> **Exercise instructions**
Find the lines that contain the word "nghiệp" and copy each one.

Entries from a dataset
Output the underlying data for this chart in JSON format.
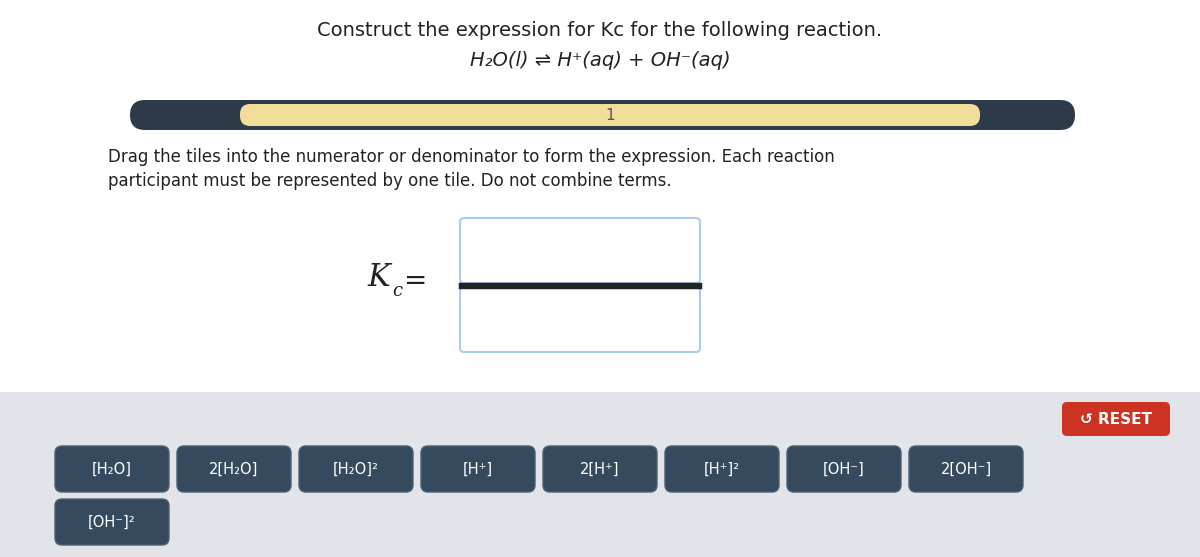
{
  "title": "Construct the expression for Kc for the following reaction.",
  "reaction": "H₂O(l) ⇌ H⁺(aq) + OH⁻(aq)",
  "progress_value": "1",
  "instruction_line1": "Drag the tiles into the numerator or denominator to form the expression. Each reaction",
  "instruction_line2": "participant must be represented by one tile. Do not combine terms.",
  "bg_color": "#ffffff",
  "bottom_bg_color": "#e2e4e9",
  "progress_bar_bg": "#2d3a4a",
  "progress_bar_fill": "#f0de9a",
  "reset_bg": "#cc3322",
  "reset_text": "↺ RESET",
  "tile_color": "#354a5e",
  "tile_border_color": "#4a6070",
  "tile_text_color": "#ffffff",
  "tiles_row1": [
    "[H₂O]",
    "2[H₂O]",
    "[H₂O]²",
    "[H⁺]",
    "2[H⁺]",
    "[H⁺]²",
    "[OH⁻]",
    "2[OH⁻]"
  ],
  "tiles_row2": [
    "[OH⁻]²"
  ],
  "box_border_color": "#aaccee",
  "fraction_line_color": "#222222",
  "kc_color": "#222222"
}
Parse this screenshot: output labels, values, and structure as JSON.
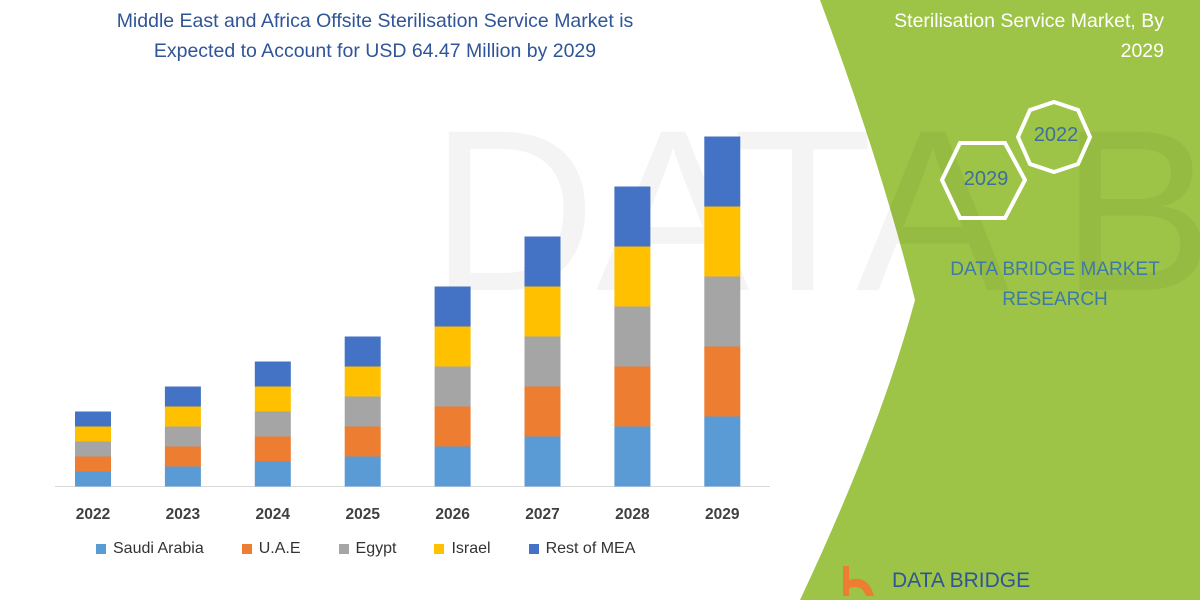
{
  "title": [
    "Middle East and Africa Offsite Sterilisation Service Market is",
    "Expected to Account for USD 64.47 Million by 2029"
  ],
  "side_panel": {
    "title": [
      "Sterilisation Service  Market, By",
      "2029"
    ],
    "hex_labels": [
      "2022",
      "2029"
    ],
    "brand": [
      "DATA BRIDGE MARKET",
      "RESEARCH"
    ],
    "logo_text": "DATA BRIDGE",
    "panel_color": "#9dc447"
  },
  "chart_data": {
    "type": "bar",
    "stacked": true,
    "categories": [
      "2022",
      "2023",
      "2024",
      "2025",
      "2026",
      "2027",
      "2028",
      "2029"
    ],
    "series": [
      {
        "name": "Saudi Arabia",
        "color": "#5b9bd5",
        "values": [
          15,
          20,
          25,
          30,
          40,
          50,
          60,
          70
        ]
      },
      {
        "name": "U.A.E",
        "color": "#ed7d31",
        "values": [
          15,
          20,
          25,
          30,
          40,
          50,
          60,
          70
        ]
      },
      {
        "name": "Egypt",
        "color": "#a5a5a5",
        "values": [
          15,
          20,
          25,
          30,
          40,
          50,
          60,
          70
        ]
      },
      {
        "name": "Israel",
        "color": "#ffc000",
        "values": [
          15,
          20,
          25,
          30,
          40,
          50,
          60,
          70
        ]
      },
      {
        "name": "Rest of MEA",
        "color": "#4472c4",
        "values": [
          15,
          20,
          25,
          30,
          40,
          50,
          60,
          70
        ]
      }
    ],
    "y_axis_shown": false,
    "grid": false,
    "legend_position": "bottom"
  }
}
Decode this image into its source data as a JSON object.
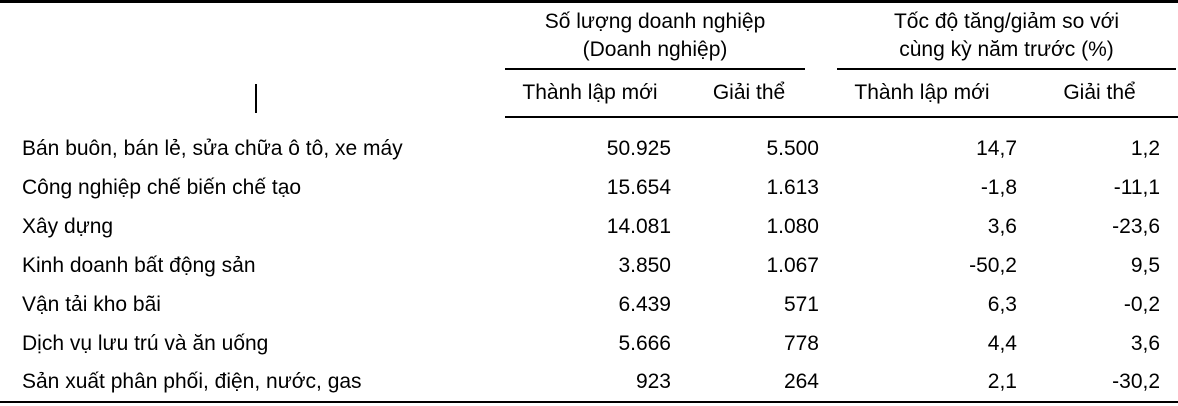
{
  "table": {
    "column_groups": [
      {
        "line1": "Số lượng doanh nghiệp",
        "line2": "(Doanh nghiệp)"
      },
      {
        "line1": "Tốc độ tăng/giảm so với",
        "line2": "cùng kỳ năm trước (%)"
      }
    ],
    "sub_headers": [
      "Thành lập mới",
      "Giải thể",
      "Thành lập mới",
      "Giải thể"
    ],
    "rows": [
      {
        "label": "Bán buôn, bán lẻ, sửa chữa ô tô, xe máy",
        "values": [
          "50.925",
          "5.500",
          "14,7",
          "1,2"
        ]
      },
      {
        "label": "Công nghiệp chế biến chế tạo",
        "values": [
          "15.654",
          "1.613",
          "-1,8",
          "-11,1"
        ]
      },
      {
        "label": "Xây dựng",
        "values": [
          "14.081",
          "1.080",
          "3,6",
          "-23,6"
        ]
      },
      {
        "label": "Kinh doanh bất động sản",
        "values": [
          "3.850",
          "1.067",
          "-50,2",
          "9,5"
        ]
      },
      {
        "label": "Vận tải kho bãi",
        "values": [
          "6.439",
          "571",
          "6,3",
          "-0,2"
        ]
      },
      {
        "label": "Dịch vụ lưu trú và ăn uống",
        "values": [
          "5.666",
          "778",
          "4,4",
          "3,6"
        ]
      },
      {
        "label": "Sản xuất phân phối, điện, nước, gas",
        "values": [
          "923",
          "264",
          "2,1",
          "-30,2"
        ]
      }
    ]
  },
  "colors": {
    "text": "#000000",
    "background": "#ffffff",
    "rule": "#000000"
  },
  "chart_data": {
    "type": "table",
    "title": "",
    "column_groups": [
      "Số lượng doanh nghiệp (Doanh nghiệp)",
      "Tốc độ tăng/giảm so với cùng kỳ năm trước (%)"
    ],
    "columns": [
      "Thành lập mới",
      "Giải thể",
      "Thành lập mới",
      "Giải thể"
    ],
    "categories": [
      "Bán buôn, bán lẻ, sửa chữa ô tô, xe máy",
      "Công nghiệp chế biến chế tạo",
      "Xây dựng",
      "Kinh doanh bất động sản",
      "Vận tải kho bãi",
      "Dịch vụ lưu trú và ăn uống",
      "Sản xuất phân phối, điện, nước, gas"
    ],
    "series": [
      {
        "name": "Thành lập mới (Doanh nghiệp)",
        "values": [
          50925,
          15654,
          14081,
          3850,
          6439,
          5666,
          923
        ]
      },
      {
        "name": "Giải thể (Doanh nghiệp)",
        "values": [
          5500,
          1613,
          1080,
          1067,
          571,
          778,
          264
        ]
      },
      {
        "name": "Thành lập mới (%)",
        "values": [
          14.7,
          -1.8,
          3.6,
          -50.2,
          6.3,
          4.4,
          2.1
        ]
      },
      {
        "name": "Giải thể (%)",
        "values": [
          1.2,
          -11.1,
          -23.6,
          9.5,
          -0.2,
          3.6,
          -30.2
        ]
      }
    ]
  }
}
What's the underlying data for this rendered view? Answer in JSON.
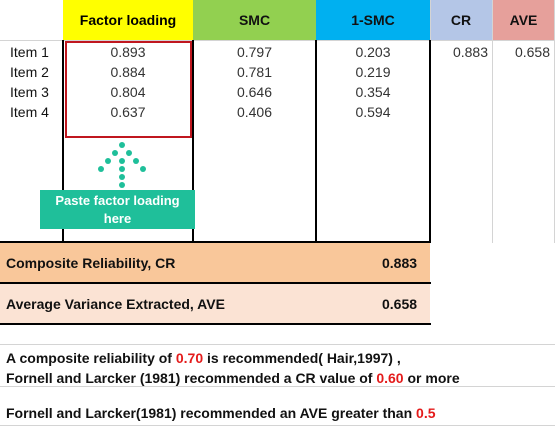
{
  "headers": {
    "factor_loading": "Factor loading",
    "smc": "SMC",
    "one_minus_smc": "1-SMC",
    "cr": "CR",
    "ave": "AVE"
  },
  "colors": {
    "factor_loading_bg": "#ffff00",
    "smc_bg": "#92d050",
    "one_minus_smc_bg": "#00b0f0",
    "cr_bg": "#b4c6e7",
    "ave_bg": "#e6a09b",
    "cr_row_bg": "#f9c79a",
    "ave_row_bg": "#fbe3d4",
    "highlight_border": "#c0171f",
    "paste_box_bg": "#1fbf9a",
    "red_text": "#e41b1b"
  },
  "items": [
    {
      "label": "Item 1",
      "loading": "0.893",
      "smc": "0.797",
      "one_minus_smc": "0.203"
    },
    {
      "label": "Item 2",
      "loading": "0.884",
      "smc": "0.781",
      "one_minus_smc": "0.219"
    },
    {
      "label": "Item 3",
      "loading": "0.804",
      "smc": "0.646",
      "one_minus_smc": "0.354"
    },
    {
      "label": "Item 4",
      "loading": "0.637",
      "smc": "0.406",
      "one_minus_smc": "0.594"
    }
  ],
  "summary_values": {
    "cr": "0.883",
    "ave": "0.658"
  },
  "paste_hint": {
    "line1": "Paste factor loading",
    "line2": "here",
    "icon": "dotted-arrow-up-icon"
  },
  "cr_row": {
    "label": "Composite Reliability, CR",
    "value": "0.883"
  },
  "ave_row": {
    "label": "Average Variance Extracted, AVE",
    "value": "0.658"
  },
  "notes": {
    "line1_a": "A composite reliability of ",
    "line1_red": "0.70",
    "line1_b": " is recommended( Hair,1997) ,",
    "line2_a": "Fornell and Larcker (1981) recommended a CR value of ",
    "line2_red": "0.60",
    "line2_b": " or more",
    "line3_a": "Fornell and Larcker(1981) recommended an AVE greater than ",
    "line3_red": "0.5"
  }
}
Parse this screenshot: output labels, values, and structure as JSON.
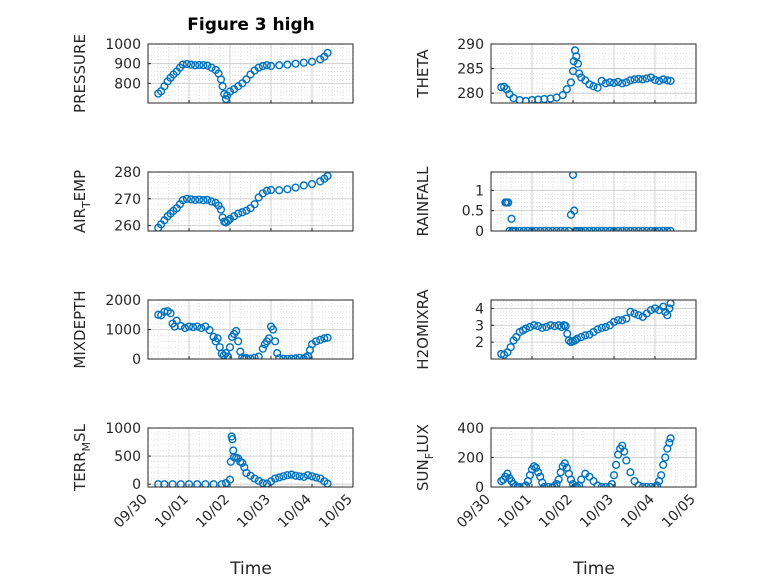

> **Reply**
        "line1": "Số lượng doanh nghiệp",
        "line2": "(Doanh nghiệp)"
        "label": "Công nghiệp chế biến chế tạo",
      "Số lượng doanh nghiệp (Doanh nghiệp)",
      "Công nghiệp chế biến chế tạo",
        "name": "Thành lập mới (Doanh nghiệp)",
        "name": "Giải thể (Doanh nghiệp)",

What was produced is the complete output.